Exercise requirements:
Which lines hold the string "xlabel"? Copy every one of them.

────────────────────

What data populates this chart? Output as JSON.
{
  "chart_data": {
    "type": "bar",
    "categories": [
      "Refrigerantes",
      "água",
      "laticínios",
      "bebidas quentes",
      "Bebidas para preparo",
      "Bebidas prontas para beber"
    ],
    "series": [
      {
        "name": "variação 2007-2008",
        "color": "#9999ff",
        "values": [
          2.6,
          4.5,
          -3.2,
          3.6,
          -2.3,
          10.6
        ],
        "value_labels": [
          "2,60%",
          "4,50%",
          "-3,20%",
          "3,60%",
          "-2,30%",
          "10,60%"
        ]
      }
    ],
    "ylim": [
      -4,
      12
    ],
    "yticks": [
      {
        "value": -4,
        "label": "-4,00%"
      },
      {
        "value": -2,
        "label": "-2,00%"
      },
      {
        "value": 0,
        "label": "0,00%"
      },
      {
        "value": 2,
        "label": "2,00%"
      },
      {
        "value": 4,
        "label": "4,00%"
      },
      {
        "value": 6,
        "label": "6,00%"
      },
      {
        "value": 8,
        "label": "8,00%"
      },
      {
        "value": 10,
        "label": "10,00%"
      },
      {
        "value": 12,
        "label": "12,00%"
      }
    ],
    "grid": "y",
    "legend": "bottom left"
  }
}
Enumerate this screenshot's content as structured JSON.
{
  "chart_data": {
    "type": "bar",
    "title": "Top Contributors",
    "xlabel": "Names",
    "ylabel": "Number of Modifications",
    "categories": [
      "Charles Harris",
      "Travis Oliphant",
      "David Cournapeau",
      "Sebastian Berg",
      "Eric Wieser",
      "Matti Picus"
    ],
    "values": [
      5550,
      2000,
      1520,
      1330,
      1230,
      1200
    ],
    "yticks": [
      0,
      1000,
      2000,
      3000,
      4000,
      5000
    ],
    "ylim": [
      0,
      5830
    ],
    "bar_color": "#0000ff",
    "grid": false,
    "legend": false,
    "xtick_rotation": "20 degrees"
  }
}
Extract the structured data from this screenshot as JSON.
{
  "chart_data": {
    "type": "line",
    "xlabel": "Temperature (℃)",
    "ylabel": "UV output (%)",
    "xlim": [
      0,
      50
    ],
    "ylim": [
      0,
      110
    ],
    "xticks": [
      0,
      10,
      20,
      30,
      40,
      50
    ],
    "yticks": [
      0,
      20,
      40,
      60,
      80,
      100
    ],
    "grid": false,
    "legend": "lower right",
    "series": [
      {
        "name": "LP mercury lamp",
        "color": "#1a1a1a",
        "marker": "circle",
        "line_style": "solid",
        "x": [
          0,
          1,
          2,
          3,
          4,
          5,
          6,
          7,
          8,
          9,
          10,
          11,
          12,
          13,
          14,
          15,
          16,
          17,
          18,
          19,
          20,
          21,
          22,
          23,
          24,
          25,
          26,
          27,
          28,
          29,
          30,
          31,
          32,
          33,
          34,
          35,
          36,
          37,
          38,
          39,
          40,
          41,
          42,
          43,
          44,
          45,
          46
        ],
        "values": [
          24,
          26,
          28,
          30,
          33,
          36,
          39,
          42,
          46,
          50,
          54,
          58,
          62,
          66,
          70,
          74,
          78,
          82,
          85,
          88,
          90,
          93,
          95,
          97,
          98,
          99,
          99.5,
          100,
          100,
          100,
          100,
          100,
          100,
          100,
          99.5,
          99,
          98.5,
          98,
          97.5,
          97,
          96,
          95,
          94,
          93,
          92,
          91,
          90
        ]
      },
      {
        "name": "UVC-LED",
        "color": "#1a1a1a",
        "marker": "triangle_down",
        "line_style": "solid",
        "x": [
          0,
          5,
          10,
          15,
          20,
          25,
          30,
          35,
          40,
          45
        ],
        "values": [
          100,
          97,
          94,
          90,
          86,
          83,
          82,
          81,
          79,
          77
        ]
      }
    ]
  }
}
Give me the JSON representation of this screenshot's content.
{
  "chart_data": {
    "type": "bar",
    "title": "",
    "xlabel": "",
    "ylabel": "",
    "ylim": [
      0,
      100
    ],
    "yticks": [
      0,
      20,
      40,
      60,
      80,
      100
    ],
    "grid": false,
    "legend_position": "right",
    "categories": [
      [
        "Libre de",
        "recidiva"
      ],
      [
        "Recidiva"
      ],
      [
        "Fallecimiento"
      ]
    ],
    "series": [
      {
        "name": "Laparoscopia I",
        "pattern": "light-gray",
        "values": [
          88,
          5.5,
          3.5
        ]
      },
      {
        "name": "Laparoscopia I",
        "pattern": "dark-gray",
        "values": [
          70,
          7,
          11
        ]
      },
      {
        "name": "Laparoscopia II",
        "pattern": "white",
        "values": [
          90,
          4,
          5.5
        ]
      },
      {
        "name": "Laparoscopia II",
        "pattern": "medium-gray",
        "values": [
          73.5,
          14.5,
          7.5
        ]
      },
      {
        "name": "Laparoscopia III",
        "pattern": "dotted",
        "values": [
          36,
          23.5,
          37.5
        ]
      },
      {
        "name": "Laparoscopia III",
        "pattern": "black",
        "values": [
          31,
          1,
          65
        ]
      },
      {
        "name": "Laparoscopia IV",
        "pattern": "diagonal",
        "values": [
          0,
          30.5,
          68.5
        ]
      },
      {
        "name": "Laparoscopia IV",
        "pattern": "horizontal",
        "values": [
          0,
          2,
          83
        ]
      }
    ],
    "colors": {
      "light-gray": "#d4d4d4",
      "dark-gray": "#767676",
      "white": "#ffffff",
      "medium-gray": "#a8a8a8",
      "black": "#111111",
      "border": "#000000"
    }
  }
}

────────────────────

Result for this exercise:
    "xlabel": "Names",
    "xlabel": "Temperature (℃)",
    "xlabel": "",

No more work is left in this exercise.